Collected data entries
◇ ◇ ◇ ◇ ◇ ◇ ◇

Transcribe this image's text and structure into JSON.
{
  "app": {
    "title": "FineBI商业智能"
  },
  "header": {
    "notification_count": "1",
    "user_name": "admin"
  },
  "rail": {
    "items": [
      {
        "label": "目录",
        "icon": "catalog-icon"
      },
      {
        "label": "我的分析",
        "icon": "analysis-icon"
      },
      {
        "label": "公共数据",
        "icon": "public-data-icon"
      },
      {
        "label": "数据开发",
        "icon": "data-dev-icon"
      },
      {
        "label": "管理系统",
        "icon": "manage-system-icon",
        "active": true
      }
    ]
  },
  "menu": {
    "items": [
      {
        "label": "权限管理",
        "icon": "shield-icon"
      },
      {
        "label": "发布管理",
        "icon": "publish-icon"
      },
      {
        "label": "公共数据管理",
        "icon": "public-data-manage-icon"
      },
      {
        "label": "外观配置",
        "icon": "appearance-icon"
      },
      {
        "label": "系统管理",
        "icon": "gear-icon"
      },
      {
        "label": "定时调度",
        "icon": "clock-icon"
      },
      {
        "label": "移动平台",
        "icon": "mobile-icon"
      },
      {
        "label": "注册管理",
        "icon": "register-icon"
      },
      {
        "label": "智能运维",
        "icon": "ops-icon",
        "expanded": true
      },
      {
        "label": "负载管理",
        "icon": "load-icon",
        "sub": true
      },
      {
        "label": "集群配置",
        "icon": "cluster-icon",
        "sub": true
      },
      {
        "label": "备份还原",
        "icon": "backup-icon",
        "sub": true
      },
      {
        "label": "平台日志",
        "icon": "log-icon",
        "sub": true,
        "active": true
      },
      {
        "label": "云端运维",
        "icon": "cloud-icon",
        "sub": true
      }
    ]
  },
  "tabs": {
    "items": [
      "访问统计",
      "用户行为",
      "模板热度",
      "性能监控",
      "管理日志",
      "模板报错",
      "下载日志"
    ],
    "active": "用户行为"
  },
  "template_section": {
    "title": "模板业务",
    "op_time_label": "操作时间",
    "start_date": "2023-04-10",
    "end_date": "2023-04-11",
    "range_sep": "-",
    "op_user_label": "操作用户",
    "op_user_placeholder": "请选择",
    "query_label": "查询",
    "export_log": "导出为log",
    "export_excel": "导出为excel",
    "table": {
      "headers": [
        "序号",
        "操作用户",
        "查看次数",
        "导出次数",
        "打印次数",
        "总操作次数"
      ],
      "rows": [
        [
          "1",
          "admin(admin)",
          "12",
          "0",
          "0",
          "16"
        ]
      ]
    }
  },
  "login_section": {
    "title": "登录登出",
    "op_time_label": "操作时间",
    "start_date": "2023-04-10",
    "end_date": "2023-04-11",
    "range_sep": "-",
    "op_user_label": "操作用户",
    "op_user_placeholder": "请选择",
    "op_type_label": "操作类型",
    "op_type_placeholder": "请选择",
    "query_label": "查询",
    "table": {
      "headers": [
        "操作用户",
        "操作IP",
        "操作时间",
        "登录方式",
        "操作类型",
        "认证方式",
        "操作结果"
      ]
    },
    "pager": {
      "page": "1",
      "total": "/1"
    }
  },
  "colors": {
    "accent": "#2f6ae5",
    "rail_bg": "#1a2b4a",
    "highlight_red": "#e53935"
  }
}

◇ ◇ ◇ ◇ ◇ ◇ ◇

Goal =
The records above should be restated word for word, please.

Reply =
Transcribe this image's text and structure into JSON.
{
  "app": {
    "title": "FineBI商业智能"
  },
  "header": {
    "notification_count": "1",
    "user_name": "admin"
  },
  "rail": {
    "items": [
      {
        "label": "目录",
        "icon": "catalog-icon"
      },
      {
        "label": "我的分析",
        "icon": "analysis-icon"
      },
      {
        "label": "公共数据",
        "icon": "public-data-icon"
      },
      {
        "label": "数据开发",
        "icon": "data-dev-icon"
      },
      {
        "label": "管理系统",
        "icon": "manage-system-icon",
        "active": true
      }
    ]
  },
  "menu": {
    "items": [
      {
        "label": "权限管理",
        "icon": "shield-icon"
      },
      {
        "label": "发布管理",
        "icon": "publish-icon"
      },
      {
        "label": "公共数据管理",
        "icon": "public-data-manage-icon"
      },
      {
        "label": "外观配置",
        "icon": "appearance-icon"
      },
      {
        "label": "系统管理",
        "icon": "gear-icon"
      },
      {
        "label": "定时调度",
        "icon": "clock-icon"
      },
      {
        "label": "移动平台",
        "icon": "mobile-icon"
      },
      {
        "label": "注册管理",
        "icon": "register-icon"
      },
      {
        "label": "智能运维",
        "icon": "ops-icon",
        "expanded": true
      },
      {
        "label": "负载管理",
        "icon": "load-icon",
        "sub": true
      },
      {
        "label": "集群配置",
        "icon": "cluster-icon",
        "sub": true
      },
      {
        "label": "备份还原",
        "icon": "backup-icon",
        "sub": true
      },
      {
        "label": "平台日志",
        "icon": "log-icon",
        "sub": true,
        "active": true
      },
      {
        "label": "云端运维",
        "icon": "cloud-icon",
        "sub": true
      }
    ]
  },
  "tabs": {
    "items": [
      "访问统计",
      "用户行为",
      "模板热度",
      "性能监控",
      "管理日志",
      "模板报错",
      "下载日志"
    ],
    "active": "用户行为"
  },
  "template_section": {
    "title": "模板业务",
    "op_time_label": "操作时间",
    "start_date": "2023-04-10",
    "end_date": "2023-04-11",
    "range_sep": "-",
    "op_user_label": "操作用户",
    "op_user_placeholder": "请选择",
    "query_label": "查询",
    "export_log": "导出为log",
    "export_excel": "导出为excel",
    "table": {
      "headers": [
        "序号",
        "操作用户",
        "查看次数",
        "导出次数",
        "打印次数",
        "总操作次数"
      ],
      "rows": [
        [
          "1",
          "admin(admin)",
          "12",
          "0",
          "0",
          "16"
        ]
      ]
    }
  },
  "login_section": {
    "title": "登录登出",
    "op_time_label": "操作时间",
    "start_date": "2023-04-10",
    "end_date": "2023-04-11",
    "range_sep": "-",
    "op_user_label": "操作用户",
    "op_user_placeholder": "请选择",
    "op_type_label": "操作类型",
    "op_type_placeholder": "请选择",
    "query_label": "查询",
    "table": {
      "headers": [
        "操作用户",
        "操作IP",
        "操作时间",
        "登录方式",
        "操作类型",
        "认证方式",
        "操作结果"
      ]
    },
    "pager": {
      "page": "1",
      "total": "/1"
    }
  },
  "colors": {
    "accent": "#2f6ae5",
    "rail_bg": "#1a2b4a",
    "highlight_red": "#e53935"
  }
}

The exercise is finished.